§ **What to do**
Go through the data below and return each line where the string "blot" occurs.

Source material Start Marker

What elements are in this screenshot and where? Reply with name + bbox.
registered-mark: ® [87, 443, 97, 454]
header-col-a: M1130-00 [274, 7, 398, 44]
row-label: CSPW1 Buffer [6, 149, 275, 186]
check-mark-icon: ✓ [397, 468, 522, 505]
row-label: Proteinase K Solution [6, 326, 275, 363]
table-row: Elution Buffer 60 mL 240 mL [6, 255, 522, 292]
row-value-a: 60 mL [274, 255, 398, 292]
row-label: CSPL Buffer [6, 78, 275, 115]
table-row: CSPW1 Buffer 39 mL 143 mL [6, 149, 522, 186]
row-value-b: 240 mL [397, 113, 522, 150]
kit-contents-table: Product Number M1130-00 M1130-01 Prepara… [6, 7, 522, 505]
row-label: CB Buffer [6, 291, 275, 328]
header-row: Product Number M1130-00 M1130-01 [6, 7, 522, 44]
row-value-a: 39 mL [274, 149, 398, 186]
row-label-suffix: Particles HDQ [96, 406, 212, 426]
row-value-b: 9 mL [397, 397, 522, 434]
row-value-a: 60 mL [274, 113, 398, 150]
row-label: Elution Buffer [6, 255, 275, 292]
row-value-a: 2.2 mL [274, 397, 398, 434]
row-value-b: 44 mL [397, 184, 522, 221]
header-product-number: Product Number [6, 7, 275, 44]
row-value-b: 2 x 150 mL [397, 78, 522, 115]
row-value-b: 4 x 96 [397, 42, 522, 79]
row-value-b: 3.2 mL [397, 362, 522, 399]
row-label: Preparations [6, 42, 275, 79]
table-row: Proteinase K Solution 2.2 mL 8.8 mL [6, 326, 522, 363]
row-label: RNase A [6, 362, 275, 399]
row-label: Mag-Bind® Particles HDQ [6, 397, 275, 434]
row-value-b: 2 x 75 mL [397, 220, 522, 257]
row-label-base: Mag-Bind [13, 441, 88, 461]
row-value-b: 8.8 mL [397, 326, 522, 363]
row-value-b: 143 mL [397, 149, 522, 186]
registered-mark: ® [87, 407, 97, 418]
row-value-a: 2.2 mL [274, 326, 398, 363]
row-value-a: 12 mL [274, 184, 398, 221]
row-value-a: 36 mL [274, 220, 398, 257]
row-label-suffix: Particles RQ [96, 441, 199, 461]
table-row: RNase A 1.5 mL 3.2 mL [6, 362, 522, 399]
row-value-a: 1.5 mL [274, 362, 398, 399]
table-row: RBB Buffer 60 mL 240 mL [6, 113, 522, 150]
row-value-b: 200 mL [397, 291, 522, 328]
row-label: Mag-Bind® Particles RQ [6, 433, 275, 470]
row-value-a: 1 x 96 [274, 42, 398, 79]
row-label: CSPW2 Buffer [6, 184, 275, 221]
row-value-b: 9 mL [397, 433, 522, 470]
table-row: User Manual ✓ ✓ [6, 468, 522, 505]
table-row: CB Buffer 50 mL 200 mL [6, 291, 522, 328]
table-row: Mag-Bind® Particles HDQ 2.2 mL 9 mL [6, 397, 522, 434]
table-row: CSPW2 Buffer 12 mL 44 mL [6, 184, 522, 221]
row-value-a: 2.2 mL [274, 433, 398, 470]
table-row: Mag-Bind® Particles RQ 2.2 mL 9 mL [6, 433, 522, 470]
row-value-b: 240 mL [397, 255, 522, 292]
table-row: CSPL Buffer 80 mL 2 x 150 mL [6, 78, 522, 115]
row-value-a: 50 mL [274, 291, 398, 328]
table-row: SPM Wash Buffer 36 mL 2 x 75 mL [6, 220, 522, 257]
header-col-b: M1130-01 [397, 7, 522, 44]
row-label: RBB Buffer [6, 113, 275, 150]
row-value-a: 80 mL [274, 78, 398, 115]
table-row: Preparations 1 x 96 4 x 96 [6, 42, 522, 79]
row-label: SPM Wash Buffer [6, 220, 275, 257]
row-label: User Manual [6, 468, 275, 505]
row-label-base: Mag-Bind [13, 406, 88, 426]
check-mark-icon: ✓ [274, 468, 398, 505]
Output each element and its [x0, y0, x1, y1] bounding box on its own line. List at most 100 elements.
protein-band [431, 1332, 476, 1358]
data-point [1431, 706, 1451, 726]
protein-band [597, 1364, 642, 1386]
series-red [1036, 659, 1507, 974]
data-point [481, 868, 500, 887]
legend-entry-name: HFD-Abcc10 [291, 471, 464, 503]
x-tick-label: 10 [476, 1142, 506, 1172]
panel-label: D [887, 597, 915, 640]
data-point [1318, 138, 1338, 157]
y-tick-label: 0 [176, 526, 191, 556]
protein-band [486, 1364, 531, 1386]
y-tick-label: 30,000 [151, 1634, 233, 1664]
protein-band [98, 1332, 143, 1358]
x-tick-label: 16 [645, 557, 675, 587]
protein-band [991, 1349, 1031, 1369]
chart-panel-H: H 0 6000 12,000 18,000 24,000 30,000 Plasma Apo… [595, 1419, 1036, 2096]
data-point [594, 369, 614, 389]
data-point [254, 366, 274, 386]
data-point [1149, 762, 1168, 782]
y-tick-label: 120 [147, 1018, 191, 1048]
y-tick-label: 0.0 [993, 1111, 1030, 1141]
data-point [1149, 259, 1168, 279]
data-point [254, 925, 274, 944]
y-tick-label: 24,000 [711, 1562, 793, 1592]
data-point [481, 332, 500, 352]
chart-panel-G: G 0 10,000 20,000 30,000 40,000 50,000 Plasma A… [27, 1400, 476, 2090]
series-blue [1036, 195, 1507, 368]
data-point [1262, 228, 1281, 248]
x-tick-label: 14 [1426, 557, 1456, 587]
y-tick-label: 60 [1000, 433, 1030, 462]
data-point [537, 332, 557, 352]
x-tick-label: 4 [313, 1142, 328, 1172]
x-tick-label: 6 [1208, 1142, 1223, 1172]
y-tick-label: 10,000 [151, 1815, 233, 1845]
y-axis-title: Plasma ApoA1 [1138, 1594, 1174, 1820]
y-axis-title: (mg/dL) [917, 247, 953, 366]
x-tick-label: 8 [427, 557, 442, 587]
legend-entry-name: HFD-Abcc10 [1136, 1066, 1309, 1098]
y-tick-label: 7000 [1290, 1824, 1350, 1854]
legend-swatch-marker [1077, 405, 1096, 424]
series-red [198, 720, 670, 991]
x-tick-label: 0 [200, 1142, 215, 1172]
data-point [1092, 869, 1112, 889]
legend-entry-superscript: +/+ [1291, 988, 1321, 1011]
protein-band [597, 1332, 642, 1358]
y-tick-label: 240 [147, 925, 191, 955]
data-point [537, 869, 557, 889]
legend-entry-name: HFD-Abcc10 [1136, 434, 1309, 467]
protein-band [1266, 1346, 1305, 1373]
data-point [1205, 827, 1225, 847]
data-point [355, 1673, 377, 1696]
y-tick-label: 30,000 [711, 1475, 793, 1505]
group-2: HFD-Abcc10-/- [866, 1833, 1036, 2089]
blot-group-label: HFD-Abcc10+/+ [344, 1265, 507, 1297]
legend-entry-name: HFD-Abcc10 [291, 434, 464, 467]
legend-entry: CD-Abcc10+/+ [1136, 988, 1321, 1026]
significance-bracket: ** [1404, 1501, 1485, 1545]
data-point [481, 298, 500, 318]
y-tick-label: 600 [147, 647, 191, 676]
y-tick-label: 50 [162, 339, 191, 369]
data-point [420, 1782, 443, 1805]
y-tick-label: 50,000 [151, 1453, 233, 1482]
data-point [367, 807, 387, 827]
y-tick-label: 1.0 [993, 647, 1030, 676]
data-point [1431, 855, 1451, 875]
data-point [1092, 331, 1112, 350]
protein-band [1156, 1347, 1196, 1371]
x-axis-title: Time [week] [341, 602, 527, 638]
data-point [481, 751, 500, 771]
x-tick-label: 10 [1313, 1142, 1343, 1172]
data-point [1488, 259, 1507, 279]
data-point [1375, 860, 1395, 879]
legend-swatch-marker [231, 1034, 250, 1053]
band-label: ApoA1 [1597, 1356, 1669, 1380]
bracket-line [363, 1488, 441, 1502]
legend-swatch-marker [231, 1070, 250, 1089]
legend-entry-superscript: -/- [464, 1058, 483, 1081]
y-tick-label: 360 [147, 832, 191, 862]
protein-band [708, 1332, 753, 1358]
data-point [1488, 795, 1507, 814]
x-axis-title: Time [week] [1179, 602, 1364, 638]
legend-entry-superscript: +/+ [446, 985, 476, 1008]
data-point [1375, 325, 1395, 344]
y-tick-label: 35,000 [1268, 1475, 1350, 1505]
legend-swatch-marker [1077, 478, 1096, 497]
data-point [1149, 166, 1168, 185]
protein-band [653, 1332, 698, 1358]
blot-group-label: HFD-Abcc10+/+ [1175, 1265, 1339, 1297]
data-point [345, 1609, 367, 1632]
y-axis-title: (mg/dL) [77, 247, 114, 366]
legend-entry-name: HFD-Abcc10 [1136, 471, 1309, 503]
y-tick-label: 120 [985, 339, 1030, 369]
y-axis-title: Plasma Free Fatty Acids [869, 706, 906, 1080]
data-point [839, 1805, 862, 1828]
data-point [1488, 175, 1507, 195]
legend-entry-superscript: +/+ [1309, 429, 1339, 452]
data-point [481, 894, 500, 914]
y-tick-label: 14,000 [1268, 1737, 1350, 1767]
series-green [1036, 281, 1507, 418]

Source material End Marker

§ **Your response**
blot-group-label: HFD-Abcc10+/+ [344, 1265, 507, 1297]
blot-group-label: HFD-Abcc10+/+ [1175, 1265, 1339, 1297]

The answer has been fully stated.